** Start **
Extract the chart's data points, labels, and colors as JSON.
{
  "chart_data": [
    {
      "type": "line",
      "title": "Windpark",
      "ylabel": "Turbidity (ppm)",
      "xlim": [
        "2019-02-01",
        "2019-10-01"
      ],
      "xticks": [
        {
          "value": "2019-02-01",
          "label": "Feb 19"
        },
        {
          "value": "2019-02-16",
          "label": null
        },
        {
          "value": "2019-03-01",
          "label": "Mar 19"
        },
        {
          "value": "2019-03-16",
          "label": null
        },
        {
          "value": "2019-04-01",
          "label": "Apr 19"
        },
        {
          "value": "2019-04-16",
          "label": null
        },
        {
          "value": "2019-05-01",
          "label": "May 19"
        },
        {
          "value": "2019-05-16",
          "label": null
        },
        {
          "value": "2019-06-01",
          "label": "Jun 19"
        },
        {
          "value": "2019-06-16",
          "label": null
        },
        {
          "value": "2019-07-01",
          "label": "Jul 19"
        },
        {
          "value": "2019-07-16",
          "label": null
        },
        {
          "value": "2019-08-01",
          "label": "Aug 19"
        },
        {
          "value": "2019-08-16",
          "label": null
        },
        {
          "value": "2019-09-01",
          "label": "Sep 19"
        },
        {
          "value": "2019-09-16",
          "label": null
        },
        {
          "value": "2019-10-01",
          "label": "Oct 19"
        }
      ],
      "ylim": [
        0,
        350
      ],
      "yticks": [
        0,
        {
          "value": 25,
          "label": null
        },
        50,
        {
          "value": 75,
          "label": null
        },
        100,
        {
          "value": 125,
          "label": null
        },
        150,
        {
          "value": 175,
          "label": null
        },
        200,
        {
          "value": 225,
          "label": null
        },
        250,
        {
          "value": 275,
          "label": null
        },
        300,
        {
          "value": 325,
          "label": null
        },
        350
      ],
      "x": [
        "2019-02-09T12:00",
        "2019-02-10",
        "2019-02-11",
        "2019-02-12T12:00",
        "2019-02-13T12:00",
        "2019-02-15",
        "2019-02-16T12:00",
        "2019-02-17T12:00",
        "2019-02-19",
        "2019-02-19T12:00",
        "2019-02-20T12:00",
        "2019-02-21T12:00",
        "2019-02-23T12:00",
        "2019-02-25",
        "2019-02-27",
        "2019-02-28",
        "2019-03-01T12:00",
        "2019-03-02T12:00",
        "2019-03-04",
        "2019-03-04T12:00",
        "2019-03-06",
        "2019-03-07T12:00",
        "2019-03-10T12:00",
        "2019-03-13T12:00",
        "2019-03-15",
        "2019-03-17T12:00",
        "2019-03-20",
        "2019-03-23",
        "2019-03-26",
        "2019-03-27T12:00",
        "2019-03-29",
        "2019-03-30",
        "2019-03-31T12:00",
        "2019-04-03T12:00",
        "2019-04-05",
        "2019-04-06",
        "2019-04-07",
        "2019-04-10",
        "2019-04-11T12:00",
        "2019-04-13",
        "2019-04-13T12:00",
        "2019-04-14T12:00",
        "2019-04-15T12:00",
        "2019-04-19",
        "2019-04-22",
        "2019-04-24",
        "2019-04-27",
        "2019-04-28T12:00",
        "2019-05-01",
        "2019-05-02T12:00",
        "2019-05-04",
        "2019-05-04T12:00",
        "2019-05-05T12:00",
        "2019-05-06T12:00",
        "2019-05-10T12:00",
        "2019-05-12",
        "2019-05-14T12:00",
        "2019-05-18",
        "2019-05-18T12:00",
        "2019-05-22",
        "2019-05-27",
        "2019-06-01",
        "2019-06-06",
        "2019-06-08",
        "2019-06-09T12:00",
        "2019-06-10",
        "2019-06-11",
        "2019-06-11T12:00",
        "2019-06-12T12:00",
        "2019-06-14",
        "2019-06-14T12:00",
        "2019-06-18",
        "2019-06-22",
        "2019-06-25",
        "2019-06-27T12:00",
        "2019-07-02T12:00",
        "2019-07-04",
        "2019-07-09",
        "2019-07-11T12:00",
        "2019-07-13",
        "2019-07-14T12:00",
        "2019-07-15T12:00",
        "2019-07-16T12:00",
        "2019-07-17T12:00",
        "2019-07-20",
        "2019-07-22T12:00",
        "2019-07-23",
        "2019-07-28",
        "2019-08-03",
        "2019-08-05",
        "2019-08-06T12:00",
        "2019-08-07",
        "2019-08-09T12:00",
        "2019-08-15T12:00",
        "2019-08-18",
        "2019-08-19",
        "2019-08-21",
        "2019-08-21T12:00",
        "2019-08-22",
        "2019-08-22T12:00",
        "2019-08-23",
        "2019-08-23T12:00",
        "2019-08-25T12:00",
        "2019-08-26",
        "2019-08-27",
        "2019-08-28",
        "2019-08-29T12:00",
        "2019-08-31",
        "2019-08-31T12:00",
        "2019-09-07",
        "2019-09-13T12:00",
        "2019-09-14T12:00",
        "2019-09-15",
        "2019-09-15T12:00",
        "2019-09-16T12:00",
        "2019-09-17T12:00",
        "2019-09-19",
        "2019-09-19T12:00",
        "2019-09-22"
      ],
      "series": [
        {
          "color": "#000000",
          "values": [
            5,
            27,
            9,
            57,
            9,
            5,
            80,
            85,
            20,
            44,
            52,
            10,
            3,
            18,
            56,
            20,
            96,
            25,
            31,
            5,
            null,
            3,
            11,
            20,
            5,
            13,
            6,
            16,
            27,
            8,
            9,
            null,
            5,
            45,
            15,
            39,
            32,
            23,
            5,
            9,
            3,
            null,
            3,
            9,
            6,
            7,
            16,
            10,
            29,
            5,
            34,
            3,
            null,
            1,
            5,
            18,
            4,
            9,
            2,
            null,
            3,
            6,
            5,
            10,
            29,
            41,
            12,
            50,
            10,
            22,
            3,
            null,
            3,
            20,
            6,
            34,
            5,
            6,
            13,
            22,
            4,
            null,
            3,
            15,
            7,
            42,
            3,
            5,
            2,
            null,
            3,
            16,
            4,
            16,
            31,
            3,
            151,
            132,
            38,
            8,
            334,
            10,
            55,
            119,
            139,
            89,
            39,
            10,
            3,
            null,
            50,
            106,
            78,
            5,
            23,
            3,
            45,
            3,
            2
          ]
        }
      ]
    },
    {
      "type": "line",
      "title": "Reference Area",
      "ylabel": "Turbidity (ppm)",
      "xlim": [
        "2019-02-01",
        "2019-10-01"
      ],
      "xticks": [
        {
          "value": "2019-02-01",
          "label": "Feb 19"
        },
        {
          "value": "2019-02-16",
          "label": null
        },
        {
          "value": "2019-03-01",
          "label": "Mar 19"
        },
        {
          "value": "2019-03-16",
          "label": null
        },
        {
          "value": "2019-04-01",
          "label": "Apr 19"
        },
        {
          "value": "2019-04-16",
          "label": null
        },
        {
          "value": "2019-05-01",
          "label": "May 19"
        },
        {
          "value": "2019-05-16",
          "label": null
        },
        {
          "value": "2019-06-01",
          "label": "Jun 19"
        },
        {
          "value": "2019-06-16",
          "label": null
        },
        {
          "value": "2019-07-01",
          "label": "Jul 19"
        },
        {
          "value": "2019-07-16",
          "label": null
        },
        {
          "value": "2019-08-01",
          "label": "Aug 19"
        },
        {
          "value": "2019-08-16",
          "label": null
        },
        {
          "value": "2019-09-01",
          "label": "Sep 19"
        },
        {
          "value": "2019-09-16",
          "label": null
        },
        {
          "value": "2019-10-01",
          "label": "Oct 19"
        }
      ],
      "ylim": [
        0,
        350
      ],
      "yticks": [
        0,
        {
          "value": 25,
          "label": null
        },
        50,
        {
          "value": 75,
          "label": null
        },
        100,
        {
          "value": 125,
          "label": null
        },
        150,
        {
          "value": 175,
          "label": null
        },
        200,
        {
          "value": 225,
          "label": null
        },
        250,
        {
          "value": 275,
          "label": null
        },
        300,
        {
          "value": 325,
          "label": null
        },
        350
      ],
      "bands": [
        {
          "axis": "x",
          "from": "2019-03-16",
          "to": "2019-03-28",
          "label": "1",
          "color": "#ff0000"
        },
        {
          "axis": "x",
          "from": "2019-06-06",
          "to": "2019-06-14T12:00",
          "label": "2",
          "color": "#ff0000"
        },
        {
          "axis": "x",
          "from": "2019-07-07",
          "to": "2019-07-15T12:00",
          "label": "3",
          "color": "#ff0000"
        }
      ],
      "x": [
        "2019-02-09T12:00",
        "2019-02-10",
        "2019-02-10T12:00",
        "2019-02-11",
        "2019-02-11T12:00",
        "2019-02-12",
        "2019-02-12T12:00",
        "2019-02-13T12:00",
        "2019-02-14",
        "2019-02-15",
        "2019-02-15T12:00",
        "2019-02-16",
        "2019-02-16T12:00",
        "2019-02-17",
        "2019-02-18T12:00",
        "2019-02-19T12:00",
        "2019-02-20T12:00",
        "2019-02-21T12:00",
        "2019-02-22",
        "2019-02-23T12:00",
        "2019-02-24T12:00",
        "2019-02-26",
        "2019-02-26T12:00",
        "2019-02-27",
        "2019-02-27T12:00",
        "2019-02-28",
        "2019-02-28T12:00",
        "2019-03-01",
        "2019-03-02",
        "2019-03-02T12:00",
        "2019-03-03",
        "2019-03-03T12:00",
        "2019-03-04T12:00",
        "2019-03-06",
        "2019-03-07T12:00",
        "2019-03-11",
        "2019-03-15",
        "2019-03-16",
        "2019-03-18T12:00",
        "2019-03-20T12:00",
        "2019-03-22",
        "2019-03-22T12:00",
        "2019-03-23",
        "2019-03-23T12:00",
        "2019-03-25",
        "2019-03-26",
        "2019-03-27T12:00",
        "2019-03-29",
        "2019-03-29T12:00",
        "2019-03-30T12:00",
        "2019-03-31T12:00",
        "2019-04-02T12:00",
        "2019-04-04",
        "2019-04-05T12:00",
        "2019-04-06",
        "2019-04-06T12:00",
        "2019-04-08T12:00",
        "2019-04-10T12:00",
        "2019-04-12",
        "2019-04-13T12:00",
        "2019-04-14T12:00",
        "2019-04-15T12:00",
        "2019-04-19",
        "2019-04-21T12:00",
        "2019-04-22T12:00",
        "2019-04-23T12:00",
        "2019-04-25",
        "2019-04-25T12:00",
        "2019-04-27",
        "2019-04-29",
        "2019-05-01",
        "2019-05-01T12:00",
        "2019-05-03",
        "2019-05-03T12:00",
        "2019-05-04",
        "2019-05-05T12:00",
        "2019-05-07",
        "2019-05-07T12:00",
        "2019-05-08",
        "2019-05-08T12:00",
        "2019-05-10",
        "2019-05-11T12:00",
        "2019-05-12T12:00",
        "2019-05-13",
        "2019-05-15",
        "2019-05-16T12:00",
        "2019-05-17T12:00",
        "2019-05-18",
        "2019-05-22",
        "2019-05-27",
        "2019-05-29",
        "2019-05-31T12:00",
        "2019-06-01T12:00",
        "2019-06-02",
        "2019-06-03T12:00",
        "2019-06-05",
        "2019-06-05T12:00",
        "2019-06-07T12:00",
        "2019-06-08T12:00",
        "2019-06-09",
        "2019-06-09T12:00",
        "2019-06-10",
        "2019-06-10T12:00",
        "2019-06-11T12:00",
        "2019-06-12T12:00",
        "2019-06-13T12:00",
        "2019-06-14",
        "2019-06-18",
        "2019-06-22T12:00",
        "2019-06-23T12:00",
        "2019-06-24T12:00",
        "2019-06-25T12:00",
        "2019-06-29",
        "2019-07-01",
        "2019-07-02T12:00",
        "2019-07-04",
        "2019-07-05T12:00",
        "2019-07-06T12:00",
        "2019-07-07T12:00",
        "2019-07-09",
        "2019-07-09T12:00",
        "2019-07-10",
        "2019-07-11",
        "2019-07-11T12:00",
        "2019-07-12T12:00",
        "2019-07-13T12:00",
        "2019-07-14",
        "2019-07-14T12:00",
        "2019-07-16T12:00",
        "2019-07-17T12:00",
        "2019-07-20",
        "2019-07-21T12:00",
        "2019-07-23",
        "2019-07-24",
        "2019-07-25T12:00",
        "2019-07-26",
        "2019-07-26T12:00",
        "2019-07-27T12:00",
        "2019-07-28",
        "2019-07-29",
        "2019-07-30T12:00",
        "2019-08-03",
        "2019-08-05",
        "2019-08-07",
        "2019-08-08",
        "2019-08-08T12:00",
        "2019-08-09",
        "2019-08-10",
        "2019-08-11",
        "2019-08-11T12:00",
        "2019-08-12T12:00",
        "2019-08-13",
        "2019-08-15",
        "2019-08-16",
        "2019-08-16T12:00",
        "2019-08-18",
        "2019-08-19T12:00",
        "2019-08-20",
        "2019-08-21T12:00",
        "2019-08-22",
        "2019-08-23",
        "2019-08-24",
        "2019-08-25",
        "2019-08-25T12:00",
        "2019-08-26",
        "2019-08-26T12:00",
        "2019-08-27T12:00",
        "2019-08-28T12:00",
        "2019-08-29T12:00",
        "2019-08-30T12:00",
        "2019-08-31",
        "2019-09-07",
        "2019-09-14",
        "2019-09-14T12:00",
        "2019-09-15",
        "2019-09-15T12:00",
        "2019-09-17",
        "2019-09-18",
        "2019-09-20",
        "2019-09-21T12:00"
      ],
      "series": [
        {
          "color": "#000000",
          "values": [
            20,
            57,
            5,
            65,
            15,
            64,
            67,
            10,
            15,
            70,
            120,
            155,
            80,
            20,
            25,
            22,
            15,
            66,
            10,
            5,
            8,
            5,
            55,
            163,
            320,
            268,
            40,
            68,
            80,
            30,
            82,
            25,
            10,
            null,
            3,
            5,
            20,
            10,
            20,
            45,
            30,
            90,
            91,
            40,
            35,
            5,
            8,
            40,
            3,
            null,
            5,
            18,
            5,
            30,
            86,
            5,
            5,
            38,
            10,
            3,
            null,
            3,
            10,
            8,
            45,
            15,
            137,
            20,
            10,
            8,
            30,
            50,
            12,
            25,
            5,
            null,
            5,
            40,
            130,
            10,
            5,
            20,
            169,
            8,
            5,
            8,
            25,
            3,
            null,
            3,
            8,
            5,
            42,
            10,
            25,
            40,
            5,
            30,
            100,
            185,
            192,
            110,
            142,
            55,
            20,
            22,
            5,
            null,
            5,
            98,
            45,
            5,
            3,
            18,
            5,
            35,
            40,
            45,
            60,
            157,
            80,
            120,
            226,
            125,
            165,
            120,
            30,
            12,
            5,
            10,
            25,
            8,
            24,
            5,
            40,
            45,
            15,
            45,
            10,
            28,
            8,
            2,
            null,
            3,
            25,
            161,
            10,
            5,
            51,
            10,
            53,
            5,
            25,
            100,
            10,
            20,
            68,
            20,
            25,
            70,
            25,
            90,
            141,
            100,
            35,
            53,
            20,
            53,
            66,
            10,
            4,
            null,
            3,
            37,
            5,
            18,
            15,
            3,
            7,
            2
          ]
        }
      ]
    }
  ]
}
** End **
#### What the task requires:
List every line above that holds the word "title".

#### The result:
      "title": "Windpark",
      "title": "Reference Area",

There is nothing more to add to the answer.